Note each line where "name" appears, and copy it.

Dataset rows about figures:
## START

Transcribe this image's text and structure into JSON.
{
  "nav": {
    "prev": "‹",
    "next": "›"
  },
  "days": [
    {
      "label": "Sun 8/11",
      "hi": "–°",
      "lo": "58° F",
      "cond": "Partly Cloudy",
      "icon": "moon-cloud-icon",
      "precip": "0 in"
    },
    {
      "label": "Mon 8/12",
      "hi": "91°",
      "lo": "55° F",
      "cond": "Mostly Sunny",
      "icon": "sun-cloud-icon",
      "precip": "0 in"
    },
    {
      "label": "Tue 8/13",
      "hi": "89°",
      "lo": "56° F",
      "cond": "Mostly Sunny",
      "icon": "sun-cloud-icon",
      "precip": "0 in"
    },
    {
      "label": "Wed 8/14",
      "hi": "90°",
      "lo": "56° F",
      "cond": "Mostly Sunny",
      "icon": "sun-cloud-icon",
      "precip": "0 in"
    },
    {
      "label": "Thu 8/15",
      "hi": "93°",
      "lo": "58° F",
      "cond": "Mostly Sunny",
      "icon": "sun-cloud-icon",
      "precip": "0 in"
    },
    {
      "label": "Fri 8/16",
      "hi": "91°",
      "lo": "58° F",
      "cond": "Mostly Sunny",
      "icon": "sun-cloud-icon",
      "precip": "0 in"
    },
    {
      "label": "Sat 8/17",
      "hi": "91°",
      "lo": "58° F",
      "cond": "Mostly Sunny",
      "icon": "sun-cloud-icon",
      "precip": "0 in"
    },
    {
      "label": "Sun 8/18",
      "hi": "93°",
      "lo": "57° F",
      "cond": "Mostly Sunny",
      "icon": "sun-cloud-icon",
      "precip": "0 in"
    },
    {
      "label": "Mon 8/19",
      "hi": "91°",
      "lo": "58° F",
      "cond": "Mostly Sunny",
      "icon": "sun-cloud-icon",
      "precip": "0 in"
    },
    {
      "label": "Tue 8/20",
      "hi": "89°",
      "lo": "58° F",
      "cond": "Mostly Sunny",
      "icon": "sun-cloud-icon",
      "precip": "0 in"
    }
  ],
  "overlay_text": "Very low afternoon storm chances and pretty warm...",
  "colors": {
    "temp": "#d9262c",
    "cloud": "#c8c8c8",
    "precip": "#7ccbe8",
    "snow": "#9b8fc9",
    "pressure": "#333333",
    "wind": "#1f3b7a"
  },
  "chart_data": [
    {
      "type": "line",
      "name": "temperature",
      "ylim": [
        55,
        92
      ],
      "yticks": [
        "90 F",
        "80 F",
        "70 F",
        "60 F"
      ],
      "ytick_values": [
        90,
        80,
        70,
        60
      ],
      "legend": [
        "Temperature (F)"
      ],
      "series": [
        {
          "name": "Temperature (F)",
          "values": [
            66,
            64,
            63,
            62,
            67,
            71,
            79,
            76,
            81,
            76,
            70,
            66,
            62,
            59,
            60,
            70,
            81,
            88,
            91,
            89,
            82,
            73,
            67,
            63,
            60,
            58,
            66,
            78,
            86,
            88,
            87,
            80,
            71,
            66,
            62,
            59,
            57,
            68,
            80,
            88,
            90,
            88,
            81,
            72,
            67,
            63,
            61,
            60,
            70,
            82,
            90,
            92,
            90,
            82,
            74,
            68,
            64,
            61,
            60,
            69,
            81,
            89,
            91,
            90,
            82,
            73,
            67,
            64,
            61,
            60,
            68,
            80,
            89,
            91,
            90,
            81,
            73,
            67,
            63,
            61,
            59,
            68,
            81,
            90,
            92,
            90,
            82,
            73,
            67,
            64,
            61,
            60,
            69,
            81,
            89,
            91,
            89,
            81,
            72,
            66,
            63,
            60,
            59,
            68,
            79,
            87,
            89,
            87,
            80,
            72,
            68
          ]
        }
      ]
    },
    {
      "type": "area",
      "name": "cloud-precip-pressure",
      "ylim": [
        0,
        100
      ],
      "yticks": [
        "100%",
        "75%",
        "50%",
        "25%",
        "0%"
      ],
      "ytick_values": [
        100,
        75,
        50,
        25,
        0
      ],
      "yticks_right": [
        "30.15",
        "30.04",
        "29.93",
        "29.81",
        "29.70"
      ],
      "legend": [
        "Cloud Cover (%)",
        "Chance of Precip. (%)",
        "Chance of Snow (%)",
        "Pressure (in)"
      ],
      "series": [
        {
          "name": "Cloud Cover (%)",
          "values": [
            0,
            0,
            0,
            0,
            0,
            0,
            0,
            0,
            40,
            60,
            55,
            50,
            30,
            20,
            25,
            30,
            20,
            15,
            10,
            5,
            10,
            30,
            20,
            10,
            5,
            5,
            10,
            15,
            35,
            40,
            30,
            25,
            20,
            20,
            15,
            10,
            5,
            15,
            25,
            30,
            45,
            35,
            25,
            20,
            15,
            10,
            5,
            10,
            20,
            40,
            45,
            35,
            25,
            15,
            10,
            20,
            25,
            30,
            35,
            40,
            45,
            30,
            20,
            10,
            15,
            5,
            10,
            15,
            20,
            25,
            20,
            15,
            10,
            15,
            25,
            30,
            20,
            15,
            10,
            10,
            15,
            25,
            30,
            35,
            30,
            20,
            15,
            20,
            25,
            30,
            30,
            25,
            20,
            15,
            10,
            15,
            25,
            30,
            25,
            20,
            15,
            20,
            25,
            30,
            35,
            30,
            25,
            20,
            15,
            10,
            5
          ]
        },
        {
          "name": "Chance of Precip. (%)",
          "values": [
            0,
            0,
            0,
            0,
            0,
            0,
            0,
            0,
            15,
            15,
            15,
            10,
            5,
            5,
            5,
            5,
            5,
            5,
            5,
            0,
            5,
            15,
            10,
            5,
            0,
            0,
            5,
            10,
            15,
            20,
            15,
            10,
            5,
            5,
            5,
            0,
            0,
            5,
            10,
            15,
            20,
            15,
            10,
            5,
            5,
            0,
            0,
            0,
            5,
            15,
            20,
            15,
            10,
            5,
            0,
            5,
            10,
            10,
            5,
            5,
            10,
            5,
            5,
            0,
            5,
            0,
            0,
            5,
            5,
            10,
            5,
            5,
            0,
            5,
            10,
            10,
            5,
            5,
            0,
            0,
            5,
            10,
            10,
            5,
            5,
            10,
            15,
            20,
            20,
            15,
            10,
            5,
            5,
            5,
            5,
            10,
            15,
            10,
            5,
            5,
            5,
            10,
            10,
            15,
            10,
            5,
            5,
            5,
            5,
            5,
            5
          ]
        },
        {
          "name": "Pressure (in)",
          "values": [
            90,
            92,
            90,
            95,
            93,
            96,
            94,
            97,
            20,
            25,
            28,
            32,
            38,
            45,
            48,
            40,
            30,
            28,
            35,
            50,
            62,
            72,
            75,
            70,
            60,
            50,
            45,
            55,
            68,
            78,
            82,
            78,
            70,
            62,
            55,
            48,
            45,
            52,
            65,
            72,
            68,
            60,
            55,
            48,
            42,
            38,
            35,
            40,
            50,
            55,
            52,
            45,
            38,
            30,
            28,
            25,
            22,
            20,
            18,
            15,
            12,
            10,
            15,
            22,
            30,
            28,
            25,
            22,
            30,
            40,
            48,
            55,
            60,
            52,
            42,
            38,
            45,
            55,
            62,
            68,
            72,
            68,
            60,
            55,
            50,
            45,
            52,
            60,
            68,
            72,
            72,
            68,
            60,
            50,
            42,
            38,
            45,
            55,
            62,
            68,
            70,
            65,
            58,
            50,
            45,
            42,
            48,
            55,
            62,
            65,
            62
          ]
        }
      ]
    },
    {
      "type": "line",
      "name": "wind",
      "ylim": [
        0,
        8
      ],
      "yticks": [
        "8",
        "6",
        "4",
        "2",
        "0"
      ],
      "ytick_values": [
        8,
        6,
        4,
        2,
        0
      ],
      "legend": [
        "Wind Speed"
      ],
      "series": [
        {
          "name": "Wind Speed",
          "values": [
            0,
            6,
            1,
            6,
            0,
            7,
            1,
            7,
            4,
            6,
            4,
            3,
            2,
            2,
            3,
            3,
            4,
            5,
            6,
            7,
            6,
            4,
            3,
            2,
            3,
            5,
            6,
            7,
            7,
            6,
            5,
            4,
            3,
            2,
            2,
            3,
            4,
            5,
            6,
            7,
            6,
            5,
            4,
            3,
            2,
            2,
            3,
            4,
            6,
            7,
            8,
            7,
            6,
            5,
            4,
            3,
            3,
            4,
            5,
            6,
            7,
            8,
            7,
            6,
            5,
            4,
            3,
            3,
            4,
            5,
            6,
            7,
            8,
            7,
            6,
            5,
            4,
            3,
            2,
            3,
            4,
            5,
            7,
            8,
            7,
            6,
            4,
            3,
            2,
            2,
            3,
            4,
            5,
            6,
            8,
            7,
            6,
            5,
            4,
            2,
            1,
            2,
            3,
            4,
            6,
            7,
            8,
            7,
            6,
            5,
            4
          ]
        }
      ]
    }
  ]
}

## END

-- Task output --
      "name": "temperature",
          "name": "Temperature (F)",
      "name": "cloud-precip-pressure",
          "name": "Cloud Cover (%)",
          "name": "Chance of Precip. (%)",
          "name": "Pressure (in)",
      "name": "wind",
          "name": "Wind Speed",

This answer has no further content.